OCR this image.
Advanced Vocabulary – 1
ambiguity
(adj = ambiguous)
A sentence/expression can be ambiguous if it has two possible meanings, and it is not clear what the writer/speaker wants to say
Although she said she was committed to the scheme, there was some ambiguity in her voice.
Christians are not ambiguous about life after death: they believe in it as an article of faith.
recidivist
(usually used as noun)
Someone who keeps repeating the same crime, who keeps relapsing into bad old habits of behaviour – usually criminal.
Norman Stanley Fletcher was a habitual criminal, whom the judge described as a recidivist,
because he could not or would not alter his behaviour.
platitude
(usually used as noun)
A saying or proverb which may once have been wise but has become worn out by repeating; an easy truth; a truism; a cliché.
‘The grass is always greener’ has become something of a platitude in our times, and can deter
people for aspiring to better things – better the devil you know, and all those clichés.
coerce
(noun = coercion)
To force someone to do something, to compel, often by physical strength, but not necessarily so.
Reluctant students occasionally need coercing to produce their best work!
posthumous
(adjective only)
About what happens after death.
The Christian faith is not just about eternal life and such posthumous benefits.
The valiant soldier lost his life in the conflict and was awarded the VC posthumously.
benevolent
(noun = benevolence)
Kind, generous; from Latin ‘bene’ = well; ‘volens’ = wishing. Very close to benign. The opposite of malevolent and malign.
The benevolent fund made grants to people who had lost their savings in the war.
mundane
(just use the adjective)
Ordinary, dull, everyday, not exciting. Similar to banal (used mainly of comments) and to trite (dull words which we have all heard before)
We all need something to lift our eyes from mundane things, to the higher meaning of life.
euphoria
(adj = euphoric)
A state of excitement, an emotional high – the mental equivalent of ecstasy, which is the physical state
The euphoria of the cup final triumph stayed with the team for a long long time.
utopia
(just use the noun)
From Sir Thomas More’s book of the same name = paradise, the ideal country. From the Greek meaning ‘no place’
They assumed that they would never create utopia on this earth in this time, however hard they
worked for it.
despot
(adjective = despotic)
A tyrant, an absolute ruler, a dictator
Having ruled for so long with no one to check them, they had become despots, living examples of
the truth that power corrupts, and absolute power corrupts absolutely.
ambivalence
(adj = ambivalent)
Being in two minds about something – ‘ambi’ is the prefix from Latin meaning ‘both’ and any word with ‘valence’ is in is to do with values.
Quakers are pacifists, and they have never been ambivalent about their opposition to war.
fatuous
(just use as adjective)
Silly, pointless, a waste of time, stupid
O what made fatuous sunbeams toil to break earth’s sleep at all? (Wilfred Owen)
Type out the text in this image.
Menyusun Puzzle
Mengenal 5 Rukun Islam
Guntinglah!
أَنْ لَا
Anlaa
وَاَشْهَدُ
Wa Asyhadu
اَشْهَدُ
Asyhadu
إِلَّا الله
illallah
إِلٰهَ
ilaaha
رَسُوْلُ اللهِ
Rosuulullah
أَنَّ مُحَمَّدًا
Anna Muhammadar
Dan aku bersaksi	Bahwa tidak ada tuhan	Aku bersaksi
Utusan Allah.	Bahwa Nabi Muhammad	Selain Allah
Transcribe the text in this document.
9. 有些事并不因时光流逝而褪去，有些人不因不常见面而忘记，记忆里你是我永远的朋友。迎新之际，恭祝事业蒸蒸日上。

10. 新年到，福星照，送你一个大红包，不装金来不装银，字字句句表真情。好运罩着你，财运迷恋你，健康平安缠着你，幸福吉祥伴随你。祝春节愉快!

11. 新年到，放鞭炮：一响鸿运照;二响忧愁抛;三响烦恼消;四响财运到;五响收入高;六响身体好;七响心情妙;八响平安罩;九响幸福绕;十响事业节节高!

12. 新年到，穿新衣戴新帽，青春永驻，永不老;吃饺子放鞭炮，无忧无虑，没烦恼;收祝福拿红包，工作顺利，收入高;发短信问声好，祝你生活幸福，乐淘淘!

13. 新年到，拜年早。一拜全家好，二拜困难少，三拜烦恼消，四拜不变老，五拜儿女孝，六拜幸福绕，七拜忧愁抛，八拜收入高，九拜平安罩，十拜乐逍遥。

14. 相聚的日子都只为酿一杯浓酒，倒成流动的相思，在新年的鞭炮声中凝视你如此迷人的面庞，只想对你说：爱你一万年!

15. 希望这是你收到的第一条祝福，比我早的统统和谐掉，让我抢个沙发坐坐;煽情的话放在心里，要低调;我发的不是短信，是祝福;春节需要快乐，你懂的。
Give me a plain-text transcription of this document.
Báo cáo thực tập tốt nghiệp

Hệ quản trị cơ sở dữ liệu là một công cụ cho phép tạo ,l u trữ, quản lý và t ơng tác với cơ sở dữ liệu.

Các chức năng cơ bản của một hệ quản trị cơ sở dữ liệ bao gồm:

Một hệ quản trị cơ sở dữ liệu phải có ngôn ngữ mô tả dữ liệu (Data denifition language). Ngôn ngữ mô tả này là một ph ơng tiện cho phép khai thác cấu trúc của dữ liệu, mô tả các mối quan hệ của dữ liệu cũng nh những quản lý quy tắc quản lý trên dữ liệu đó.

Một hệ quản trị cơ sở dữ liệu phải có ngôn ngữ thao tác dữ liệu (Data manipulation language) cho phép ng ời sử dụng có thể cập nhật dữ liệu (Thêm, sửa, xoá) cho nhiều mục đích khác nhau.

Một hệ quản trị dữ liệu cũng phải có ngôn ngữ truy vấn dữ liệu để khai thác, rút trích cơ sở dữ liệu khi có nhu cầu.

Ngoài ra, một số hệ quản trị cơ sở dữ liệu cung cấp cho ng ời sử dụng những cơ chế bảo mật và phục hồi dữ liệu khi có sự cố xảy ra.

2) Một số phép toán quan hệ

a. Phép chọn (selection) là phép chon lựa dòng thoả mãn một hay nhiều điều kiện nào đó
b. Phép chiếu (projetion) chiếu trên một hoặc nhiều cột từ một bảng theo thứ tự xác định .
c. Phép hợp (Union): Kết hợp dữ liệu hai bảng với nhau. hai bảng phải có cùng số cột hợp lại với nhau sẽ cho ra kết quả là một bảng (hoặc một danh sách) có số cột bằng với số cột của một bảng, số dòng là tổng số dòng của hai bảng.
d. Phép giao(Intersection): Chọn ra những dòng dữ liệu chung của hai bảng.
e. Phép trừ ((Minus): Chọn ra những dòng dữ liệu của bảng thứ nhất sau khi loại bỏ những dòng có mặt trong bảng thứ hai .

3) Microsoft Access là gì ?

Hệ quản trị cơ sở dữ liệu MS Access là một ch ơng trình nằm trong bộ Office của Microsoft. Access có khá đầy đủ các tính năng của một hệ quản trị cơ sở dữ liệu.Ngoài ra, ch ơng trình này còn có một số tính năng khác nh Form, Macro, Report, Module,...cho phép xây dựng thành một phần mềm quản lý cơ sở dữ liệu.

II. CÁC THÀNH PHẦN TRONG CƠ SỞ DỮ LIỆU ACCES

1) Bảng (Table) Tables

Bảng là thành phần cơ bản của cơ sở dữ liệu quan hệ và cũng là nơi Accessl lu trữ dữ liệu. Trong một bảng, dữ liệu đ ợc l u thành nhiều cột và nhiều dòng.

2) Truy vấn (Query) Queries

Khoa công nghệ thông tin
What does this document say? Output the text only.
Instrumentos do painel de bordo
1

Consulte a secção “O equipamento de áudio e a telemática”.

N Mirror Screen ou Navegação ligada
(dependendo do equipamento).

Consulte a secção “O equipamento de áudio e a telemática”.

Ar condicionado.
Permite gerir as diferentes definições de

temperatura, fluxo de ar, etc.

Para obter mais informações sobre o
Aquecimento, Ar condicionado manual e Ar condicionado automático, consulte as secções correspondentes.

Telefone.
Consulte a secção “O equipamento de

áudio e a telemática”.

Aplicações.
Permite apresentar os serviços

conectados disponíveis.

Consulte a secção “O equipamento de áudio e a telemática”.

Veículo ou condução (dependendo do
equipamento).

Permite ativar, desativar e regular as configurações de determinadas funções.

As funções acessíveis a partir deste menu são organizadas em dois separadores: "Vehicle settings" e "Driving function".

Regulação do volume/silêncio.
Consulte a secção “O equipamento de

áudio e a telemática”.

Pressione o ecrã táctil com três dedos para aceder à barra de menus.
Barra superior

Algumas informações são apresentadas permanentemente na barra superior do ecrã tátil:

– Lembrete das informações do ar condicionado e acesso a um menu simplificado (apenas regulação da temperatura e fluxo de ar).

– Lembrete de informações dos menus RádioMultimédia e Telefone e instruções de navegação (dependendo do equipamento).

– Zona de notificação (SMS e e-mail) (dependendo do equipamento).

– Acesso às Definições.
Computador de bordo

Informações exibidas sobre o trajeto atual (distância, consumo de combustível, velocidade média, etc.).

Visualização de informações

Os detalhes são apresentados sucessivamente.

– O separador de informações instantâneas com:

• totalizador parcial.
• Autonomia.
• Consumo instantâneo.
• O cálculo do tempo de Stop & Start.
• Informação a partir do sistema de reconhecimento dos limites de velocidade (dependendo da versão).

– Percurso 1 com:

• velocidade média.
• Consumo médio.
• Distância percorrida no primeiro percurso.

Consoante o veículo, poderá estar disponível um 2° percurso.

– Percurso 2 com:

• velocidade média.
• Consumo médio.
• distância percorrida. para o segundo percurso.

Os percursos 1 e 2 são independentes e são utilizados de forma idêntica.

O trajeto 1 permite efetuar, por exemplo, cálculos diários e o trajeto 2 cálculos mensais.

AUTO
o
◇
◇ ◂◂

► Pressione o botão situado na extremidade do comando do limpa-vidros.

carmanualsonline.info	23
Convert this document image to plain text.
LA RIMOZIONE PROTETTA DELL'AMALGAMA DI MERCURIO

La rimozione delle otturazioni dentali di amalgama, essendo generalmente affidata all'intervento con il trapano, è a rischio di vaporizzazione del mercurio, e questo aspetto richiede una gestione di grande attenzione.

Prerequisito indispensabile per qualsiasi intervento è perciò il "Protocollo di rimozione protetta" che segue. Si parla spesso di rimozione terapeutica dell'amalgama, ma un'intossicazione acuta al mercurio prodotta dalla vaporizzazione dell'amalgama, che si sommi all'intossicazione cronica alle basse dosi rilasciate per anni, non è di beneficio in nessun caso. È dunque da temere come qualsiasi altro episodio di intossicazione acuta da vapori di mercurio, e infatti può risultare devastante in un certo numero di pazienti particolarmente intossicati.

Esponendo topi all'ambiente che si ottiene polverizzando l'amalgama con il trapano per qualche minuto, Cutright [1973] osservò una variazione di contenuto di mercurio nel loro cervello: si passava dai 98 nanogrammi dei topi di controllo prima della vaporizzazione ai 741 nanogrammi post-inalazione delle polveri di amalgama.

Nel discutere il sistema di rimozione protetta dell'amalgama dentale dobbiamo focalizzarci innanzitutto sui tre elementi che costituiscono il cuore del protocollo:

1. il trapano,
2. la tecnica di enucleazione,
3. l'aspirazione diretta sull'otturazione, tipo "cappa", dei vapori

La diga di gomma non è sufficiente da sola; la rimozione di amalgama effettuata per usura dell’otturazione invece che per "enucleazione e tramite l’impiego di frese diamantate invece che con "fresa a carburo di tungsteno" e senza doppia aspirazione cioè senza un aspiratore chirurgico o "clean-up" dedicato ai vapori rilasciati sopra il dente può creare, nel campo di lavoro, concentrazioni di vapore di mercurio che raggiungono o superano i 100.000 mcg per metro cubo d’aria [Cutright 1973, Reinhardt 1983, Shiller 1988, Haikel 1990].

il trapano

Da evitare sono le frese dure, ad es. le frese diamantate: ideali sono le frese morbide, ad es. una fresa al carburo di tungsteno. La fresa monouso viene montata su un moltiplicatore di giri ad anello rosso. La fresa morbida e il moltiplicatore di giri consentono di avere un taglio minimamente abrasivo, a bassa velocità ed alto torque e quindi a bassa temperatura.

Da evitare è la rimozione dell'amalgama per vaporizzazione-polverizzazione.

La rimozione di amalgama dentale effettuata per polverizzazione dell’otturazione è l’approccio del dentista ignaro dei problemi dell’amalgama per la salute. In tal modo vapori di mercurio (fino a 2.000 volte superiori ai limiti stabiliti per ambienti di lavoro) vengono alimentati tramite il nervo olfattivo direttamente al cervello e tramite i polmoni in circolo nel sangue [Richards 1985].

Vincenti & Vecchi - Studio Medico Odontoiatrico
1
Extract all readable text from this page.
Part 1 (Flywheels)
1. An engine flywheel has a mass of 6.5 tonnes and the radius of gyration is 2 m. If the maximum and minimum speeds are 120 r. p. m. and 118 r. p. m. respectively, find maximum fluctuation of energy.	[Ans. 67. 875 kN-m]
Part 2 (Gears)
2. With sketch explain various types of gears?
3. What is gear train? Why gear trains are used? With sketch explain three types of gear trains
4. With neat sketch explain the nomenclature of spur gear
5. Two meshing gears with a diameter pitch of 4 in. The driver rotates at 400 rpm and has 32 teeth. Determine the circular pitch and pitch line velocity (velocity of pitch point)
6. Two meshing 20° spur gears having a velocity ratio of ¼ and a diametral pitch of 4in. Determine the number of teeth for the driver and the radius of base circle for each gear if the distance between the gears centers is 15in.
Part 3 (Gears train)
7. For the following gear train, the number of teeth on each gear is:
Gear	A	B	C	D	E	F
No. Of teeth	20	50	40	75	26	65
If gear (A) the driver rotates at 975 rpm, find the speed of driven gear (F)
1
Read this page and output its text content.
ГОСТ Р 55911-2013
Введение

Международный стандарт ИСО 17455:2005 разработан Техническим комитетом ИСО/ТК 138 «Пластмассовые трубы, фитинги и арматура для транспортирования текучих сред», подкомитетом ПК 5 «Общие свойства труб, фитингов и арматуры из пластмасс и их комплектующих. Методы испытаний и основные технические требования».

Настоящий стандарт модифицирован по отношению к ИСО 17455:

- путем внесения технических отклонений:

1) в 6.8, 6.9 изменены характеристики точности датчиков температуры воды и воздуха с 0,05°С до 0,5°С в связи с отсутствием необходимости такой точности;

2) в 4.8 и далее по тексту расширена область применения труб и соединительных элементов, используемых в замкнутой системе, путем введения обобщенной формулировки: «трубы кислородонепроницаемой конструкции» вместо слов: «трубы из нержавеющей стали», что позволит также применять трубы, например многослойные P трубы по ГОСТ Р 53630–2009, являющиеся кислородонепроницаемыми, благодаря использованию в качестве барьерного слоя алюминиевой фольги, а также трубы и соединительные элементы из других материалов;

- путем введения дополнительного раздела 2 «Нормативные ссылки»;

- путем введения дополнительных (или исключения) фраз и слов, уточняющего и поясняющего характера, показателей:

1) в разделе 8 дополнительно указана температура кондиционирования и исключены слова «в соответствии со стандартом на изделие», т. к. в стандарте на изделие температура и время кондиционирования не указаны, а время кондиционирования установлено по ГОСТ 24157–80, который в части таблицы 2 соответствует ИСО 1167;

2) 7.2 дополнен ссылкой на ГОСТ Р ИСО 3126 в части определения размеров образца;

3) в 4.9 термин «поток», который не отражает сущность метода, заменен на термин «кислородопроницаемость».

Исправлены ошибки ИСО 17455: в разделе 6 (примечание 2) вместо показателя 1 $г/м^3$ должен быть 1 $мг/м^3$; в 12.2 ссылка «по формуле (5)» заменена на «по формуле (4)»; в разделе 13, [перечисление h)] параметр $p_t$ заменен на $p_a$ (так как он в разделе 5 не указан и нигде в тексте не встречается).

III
^^^^^^^^
WORK TO DO: Tally the lines in this data that hold the word "noun" and state only the count.

CORRECT RESPONSE: 5